=== Exercise materials ===
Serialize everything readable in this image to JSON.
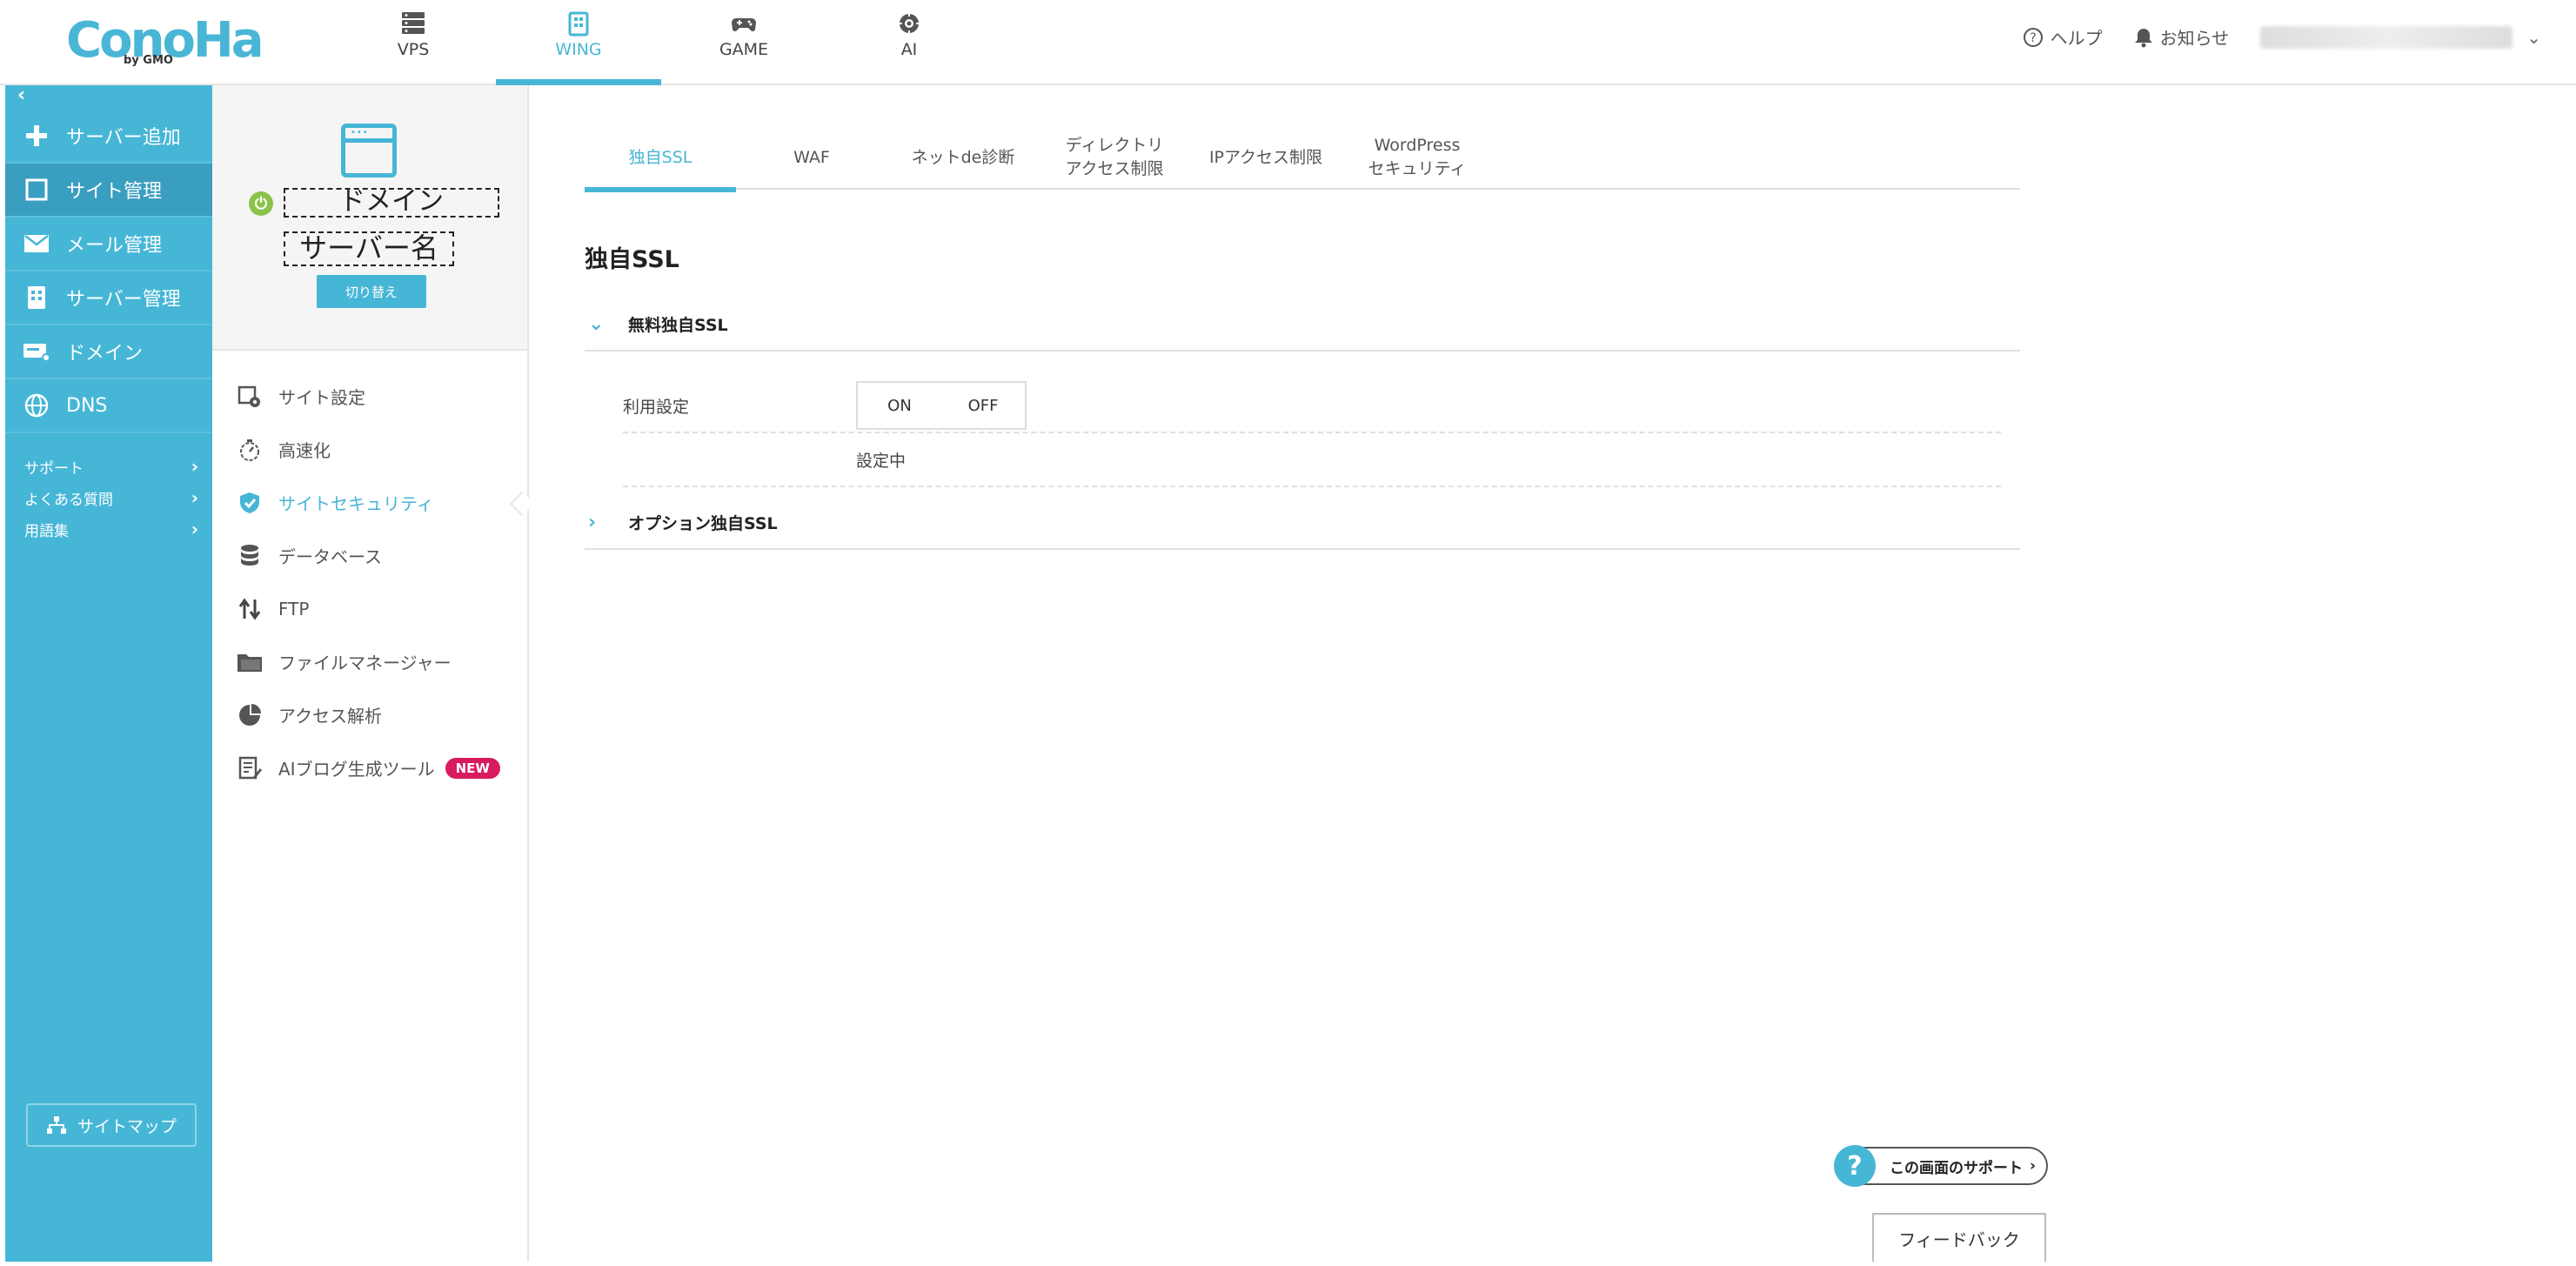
{
  "brand": {
    "logo_text": "ConoHa",
    "logo_sub": "by GMO",
    "accent_color": "#46b6d6"
  },
  "topnav": [
    {
      "id": "vps",
      "label": "VPS",
      "icon": "server-stack-icon"
    },
    {
      "id": "wing",
      "label": "WING",
      "icon": "building-icon",
      "active": true
    },
    {
      "id": "game",
      "label": "GAME",
      "icon": "gamepad-icon"
    },
    {
      "id": "ai",
      "label": "AI",
      "icon": "ai-chip-icon"
    }
  ],
  "topright": {
    "help": "ヘルプ",
    "notices": "お知らせ"
  },
  "sidebar": {
    "items": [
      {
        "label": "サーバー追加",
        "icon": "plus-icon"
      },
      {
        "label": "サイト管理",
        "icon": "window-icon",
        "active": true
      },
      {
        "label": "メール管理",
        "icon": "envelope-icon"
      },
      {
        "label": "サーバー管理",
        "icon": "server-icon"
      },
      {
        "label": "ドメイン",
        "icon": "domain-card-icon"
      },
      {
        "label": "DNS",
        "icon": "globe-icon"
      }
    ],
    "links": [
      {
        "label": "サポート"
      },
      {
        "label": "よくある質問"
      },
      {
        "label": "用語集"
      }
    ],
    "sitemap": "サイトマップ"
  },
  "subpanel": {
    "domain": "ドメイン",
    "server": "サーバー名",
    "switch_label": "切り替え",
    "menu": [
      {
        "label": "サイト設定",
        "icon": "site-settings-icon"
      },
      {
        "label": "高速化",
        "icon": "stopwatch-icon"
      },
      {
        "label": "サイトセキュリティ",
        "icon": "shield-check-icon",
        "active": true
      },
      {
        "label": "データベース",
        "icon": "database-icon"
      },
      {
        "label": "FTP",
        "icon": "transfer-arrows-icon"
      },
      {
        "label": "ファイルマネージャー",
        "icon": "folder-icon"
      },
      {
        "label": "アクセス解析",
        "icon": "pie-chart-icon"
      },
      {
        "label": "AIブログ生成ツール",
        "icon": "document-edit-icon",
        "badge": "NEW"
      }
    ]
  },
  "tabs": [
    {
      "label1": "独自SSL",
      "label2": "",
      "active": true
    },
    {
      "label1": "WAF",
      "label2": ""
    },
    {
      "label1": "ネットde診断",
      "label2": ""
    },
    {
      "label1": "ディレクトリ",
      "label2": "アクセス制限"
    },
    {
      "label1": "IPアクセス制限",
      "label2": ""
    },
    {
      "label1": "WordPress",
      "label2": "セキュリティ"
    }
  ],
  "section": {
    "title": "独自SSL",
    "free_ssl": "無料独自SSL",
    "setting_label": "利用設定",
    "toggle_on": "ON",
    "toggle_off": "OFF",
    "status": "設定中",
    "option_ssl": "オプション独自SSL"
  },
  "support_button": "この画面のサポート",
  "feedback_button": "フィードバック"
}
===
- [Do this]:
Write the listing above out again exactly, dropping each image.

- [Task solution]:
Serialize everything readable in this image to JSON.
{
  "brand": {
    "logo_text": "ConoHa",
    "logo_sub": "by GMO",
    "accent_color": "#46b6d6"
  },
  "topnav": [
    {
      "id": "vps",
      "label": "VPS",
      "icon": "server-stack-icon"
    },
    {
      "id": "wing",
      "label": "WING",
      "icon": "building-icon",
      "active": true
    },
    {
      "id": "game",
      "label": "GAME",
      "icon": "gamepad-icon"
    },
    {
      "id": "ai",
      "label": "AI",
      "icon": "ai-chip-icon"
    }
  ],
  "topright": {
    "help": "ヘルプ",
    "notices": "お知らせ"
  },
  "sidebar": {
    "items": [
      {
        "label": "サーバー追加",
        "icon": "plus-icon"
      },
      {
        "label": "サイト管理",
        "icon": "window-icon",
        "active": true
      },
      {
        "label": "メール管理",
        "icon": "envelope-icon"
      },
      {
        "label": "サーバー管理",
        "icon": "server-icon"
      },
      {
        "label": "ドメイン",
        "icon": "domain-card-icon"
      },
      {
        "label": "DNS",
        "icon": "globe-icon"
      }
    ],
    "links": [
      {
        "label": "サポート"
      },
      {
        "label": "よくある質問"
      },
      {
        "label": "用語集"
      }
    ],
    "sitemap": "サイトマップ"
  },
  "subpanel": {
    "domain": "ドメイン",
    "server": "サーバー名",
    "switch_label": "切り替え",
    "menu": [
      {
        "label": "サイト設定",
        "icon": "site-settings-icon"
      },
      {
        "label": "高速化",
        "icon": "stopwatch-icon"
      },
      {
        "label": "サイトセキュリティ",
        "icon": "shield-check-icon",
        "active": true
      },
      {
        "label": "データベース",
        "icon": "database-icon"
      },
      {
        "label": "FTP",
        "icon": "transfer-arrows-icon"
      },
      {
        "label": "ファイルマネージャー",
        "icon": "folder-icon"
      },
      {
        "label": "アクセス解析",
        "icon": "pie-chart-icon"
      },
      {
        "label": "AIブログ生成ツール",
        "icon": "document-edit-icon",
        "badge": "NEW"
      }
    ]
  },
  "tabs": [
    {
      "label1": "独自SSL",
      "label2": "",
      "active": true
    },
    {
      "label1": "WAF",
      "label2": ""
    },
    {
      "label1": "ネットde診断",
      "label2": ""
    },
    {
      "label1": "ディレクトリ",
      "label2": "アクセス制限"
    },
    {
      "label1": "IPアクセス制限",
      "label2": ""
    },
    {
      "label1": "WordPress",
      "label2": "セキュリティ"
    }
  ],
  "section": {
    "title": "独自SSL",
    "free_ssl": "無料独自SSL",
    "setting_label": "利用設定",
    "toggle_on": "ON",
    "toggle_off": "OFF",
    "status": "設定中",
    "option_ssl": "オプション独自SSL"
  },
  "support_button": "この画面のサポート",
  "feedback_button": "フィードバック"
}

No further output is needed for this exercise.